• Written task: Bring together all lines of the material below that contain the string "structured".

• Information given:
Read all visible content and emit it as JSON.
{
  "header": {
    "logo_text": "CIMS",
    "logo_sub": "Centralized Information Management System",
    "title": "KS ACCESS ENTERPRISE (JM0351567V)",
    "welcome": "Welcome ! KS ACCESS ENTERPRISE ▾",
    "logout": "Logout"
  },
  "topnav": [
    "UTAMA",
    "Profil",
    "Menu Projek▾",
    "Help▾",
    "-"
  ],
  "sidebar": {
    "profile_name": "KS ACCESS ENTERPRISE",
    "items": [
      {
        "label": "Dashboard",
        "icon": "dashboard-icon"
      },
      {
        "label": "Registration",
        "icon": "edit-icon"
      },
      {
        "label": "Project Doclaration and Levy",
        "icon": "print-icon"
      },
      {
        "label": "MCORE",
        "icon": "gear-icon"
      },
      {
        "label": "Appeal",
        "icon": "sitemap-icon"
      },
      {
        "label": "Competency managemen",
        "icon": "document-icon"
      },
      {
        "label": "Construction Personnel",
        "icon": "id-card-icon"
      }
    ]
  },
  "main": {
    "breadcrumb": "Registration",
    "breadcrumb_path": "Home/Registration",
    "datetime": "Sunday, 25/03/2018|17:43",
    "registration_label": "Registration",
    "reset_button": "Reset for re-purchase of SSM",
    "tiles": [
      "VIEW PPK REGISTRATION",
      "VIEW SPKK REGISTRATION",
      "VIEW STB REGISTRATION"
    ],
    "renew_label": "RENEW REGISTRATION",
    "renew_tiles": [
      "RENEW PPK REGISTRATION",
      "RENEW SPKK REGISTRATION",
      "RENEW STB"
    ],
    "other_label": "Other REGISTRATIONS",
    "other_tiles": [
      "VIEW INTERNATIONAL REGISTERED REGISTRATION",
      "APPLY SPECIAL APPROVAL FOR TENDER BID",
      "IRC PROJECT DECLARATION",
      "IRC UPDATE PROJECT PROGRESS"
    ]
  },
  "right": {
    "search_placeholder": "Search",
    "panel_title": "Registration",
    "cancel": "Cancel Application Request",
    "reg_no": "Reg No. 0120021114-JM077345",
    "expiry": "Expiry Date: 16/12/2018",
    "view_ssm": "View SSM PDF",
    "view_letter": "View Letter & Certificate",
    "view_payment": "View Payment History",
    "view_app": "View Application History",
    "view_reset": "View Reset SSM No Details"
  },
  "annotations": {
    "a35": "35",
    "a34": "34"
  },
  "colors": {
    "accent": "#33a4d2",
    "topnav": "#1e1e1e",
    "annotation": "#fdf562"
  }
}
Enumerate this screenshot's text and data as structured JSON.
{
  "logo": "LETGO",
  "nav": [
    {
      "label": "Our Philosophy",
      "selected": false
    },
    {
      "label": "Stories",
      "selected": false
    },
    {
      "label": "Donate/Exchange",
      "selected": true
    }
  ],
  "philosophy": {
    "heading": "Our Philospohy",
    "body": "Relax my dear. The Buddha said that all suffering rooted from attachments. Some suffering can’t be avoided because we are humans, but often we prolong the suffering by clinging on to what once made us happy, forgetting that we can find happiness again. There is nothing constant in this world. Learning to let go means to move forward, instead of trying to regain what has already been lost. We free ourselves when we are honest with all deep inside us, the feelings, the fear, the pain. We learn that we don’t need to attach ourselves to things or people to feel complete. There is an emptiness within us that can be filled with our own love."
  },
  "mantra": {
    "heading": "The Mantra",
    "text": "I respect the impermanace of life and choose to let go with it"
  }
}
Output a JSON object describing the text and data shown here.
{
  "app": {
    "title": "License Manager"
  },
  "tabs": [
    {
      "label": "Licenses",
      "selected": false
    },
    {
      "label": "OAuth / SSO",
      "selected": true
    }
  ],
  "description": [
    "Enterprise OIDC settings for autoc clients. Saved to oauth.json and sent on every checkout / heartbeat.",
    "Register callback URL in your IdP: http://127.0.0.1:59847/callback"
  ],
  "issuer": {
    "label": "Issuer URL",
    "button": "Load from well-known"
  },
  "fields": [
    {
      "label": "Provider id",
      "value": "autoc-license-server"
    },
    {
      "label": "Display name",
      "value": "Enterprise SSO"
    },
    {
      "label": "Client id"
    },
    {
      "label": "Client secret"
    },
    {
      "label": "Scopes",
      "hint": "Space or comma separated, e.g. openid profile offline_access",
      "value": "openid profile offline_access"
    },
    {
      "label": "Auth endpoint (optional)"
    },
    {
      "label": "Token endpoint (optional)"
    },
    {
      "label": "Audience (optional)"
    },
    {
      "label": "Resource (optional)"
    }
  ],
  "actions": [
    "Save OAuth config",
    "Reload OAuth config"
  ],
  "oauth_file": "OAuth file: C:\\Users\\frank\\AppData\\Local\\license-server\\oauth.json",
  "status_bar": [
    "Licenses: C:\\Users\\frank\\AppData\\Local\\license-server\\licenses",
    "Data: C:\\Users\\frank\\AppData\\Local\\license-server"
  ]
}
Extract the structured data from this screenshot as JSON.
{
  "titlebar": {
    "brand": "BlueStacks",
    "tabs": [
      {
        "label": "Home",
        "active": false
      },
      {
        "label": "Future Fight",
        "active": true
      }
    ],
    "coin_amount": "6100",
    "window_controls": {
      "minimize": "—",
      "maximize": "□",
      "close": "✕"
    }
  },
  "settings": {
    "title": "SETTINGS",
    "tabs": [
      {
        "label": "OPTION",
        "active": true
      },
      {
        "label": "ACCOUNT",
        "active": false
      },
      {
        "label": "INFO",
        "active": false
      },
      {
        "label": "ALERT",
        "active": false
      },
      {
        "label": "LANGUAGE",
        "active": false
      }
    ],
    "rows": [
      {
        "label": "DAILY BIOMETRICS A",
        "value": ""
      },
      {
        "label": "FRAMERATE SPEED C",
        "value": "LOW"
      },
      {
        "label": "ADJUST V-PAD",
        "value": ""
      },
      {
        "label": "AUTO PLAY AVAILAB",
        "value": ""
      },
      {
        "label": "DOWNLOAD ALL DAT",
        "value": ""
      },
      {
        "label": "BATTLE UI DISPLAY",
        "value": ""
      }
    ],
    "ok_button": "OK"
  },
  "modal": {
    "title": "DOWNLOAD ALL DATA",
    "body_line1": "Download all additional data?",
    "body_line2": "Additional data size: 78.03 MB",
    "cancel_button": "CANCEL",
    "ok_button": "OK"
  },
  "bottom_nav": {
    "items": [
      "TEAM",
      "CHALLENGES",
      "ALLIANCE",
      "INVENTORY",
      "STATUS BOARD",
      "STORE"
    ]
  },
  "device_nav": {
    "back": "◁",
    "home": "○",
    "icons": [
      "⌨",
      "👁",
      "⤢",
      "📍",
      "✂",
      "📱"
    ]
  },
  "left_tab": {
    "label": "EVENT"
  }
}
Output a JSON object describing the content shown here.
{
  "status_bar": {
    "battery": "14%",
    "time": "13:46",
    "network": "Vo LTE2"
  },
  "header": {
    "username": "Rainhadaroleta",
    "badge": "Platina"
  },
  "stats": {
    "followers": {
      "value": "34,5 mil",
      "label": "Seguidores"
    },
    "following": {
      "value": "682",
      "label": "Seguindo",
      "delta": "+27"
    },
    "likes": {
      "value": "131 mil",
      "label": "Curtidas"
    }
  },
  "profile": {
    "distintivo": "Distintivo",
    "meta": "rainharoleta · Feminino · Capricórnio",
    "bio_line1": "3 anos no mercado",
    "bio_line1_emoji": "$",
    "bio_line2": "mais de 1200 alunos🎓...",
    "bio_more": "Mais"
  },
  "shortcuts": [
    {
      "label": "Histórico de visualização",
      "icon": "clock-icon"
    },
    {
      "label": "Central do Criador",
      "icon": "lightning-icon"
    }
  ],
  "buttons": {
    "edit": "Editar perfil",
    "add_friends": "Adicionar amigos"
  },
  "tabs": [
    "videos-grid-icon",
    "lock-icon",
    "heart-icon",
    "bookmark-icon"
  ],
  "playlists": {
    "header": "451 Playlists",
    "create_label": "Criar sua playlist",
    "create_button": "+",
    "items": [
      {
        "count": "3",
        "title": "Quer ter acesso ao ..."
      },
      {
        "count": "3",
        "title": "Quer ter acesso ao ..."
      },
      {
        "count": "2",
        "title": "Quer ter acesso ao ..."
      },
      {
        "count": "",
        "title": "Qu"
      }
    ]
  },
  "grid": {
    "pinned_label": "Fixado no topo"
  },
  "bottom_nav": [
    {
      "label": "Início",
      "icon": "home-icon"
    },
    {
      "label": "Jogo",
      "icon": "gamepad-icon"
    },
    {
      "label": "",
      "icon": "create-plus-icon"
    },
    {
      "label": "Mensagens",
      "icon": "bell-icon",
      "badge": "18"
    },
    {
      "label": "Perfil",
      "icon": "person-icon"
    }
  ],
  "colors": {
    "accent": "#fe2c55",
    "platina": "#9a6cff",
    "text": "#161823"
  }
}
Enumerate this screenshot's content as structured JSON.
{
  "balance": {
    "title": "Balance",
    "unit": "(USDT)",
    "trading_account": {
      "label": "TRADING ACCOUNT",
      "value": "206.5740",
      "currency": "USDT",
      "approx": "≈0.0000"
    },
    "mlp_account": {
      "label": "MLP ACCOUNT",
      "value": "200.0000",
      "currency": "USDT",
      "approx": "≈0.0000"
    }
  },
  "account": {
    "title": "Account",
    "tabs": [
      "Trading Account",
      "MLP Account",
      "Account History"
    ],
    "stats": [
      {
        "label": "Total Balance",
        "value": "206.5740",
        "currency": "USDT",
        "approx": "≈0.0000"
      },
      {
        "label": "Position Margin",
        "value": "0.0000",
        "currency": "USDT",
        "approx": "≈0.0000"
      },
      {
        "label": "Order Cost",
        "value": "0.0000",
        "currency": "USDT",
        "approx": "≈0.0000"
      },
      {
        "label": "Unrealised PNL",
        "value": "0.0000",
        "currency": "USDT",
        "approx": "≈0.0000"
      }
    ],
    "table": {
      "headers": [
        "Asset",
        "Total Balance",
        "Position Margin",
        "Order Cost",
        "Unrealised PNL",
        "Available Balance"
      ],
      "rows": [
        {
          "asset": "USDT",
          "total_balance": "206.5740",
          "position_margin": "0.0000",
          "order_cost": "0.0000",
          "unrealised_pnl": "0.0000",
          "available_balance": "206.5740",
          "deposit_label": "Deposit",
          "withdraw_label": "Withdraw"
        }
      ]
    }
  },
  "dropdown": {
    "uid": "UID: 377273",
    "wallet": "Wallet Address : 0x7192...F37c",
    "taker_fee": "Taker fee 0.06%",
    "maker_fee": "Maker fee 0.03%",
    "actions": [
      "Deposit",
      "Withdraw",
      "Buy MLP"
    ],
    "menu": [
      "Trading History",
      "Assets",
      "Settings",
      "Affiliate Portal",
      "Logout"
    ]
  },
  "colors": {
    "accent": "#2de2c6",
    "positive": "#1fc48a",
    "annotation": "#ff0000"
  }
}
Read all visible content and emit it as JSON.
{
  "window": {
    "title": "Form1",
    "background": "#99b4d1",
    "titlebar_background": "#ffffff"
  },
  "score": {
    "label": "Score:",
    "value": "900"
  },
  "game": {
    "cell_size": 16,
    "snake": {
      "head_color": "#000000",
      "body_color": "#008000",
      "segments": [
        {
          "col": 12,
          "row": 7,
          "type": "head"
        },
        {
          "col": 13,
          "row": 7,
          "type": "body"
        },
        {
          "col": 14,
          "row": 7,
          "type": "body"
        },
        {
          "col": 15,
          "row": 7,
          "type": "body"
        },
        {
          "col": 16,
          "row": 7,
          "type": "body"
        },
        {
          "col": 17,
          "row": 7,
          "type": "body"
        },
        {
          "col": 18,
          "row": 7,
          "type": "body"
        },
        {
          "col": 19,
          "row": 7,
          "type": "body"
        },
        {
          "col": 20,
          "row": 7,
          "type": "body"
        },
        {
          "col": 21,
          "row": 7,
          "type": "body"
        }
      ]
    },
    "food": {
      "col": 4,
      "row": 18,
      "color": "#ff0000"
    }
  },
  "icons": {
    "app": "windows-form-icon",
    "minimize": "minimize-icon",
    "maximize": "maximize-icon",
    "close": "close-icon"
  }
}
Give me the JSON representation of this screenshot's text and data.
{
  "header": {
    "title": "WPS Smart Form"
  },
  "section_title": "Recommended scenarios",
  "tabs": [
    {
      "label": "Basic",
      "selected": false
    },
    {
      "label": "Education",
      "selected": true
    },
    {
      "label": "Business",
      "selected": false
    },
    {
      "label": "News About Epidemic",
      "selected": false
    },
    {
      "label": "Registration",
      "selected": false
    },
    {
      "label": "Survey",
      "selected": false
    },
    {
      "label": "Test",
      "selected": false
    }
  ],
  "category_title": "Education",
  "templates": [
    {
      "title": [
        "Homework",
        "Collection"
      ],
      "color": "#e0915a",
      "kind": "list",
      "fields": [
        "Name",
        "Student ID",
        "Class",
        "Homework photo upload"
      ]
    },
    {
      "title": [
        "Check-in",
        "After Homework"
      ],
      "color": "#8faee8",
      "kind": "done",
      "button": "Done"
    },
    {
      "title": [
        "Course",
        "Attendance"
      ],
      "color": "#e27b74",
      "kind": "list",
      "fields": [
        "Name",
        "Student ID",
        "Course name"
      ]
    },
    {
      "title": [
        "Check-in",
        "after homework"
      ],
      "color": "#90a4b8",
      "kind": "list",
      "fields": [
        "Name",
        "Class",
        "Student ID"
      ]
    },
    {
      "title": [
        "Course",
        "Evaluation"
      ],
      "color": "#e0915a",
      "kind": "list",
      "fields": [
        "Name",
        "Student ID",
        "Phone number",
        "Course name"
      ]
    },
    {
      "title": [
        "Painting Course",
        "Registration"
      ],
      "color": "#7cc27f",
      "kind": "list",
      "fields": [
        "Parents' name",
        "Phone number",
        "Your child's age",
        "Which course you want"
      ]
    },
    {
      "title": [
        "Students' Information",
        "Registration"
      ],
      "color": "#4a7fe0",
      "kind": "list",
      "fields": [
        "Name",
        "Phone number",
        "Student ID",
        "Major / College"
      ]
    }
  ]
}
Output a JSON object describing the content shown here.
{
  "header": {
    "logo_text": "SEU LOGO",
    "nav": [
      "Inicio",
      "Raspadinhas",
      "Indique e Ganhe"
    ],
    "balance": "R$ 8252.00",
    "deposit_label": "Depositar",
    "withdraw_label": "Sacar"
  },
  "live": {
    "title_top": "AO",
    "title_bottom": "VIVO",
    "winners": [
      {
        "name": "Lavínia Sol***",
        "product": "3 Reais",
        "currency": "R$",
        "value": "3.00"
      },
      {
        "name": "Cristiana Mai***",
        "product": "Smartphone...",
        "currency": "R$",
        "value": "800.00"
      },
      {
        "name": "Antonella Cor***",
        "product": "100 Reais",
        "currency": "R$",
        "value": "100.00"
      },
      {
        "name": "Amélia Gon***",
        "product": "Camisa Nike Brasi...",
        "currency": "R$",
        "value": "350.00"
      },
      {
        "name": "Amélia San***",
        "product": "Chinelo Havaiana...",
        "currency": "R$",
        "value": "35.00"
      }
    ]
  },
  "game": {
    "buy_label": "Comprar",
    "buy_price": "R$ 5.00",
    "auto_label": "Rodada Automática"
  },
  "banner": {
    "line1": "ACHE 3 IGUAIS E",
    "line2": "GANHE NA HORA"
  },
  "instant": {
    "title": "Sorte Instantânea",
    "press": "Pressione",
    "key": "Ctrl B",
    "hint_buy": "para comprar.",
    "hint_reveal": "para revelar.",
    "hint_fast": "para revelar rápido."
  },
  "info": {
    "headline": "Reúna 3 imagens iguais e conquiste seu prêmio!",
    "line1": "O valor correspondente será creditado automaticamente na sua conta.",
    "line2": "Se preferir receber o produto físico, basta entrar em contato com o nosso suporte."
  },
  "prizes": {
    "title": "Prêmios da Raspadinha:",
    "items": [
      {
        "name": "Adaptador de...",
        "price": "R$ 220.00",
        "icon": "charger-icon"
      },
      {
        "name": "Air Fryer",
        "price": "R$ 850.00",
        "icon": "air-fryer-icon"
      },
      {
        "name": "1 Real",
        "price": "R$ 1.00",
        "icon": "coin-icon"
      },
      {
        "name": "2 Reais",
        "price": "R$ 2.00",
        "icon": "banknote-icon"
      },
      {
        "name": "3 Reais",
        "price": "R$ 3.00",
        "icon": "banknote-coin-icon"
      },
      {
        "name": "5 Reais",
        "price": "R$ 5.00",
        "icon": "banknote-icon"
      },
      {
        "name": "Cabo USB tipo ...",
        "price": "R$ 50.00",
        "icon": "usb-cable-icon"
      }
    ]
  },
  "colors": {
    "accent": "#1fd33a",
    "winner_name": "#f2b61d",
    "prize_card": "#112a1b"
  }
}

• Output below:
Enumerate this screenshot's text and data as structured JSON.
Extract the structured data from this screenshot as JSON.
Enumerate this screenshot's content as structured JSON.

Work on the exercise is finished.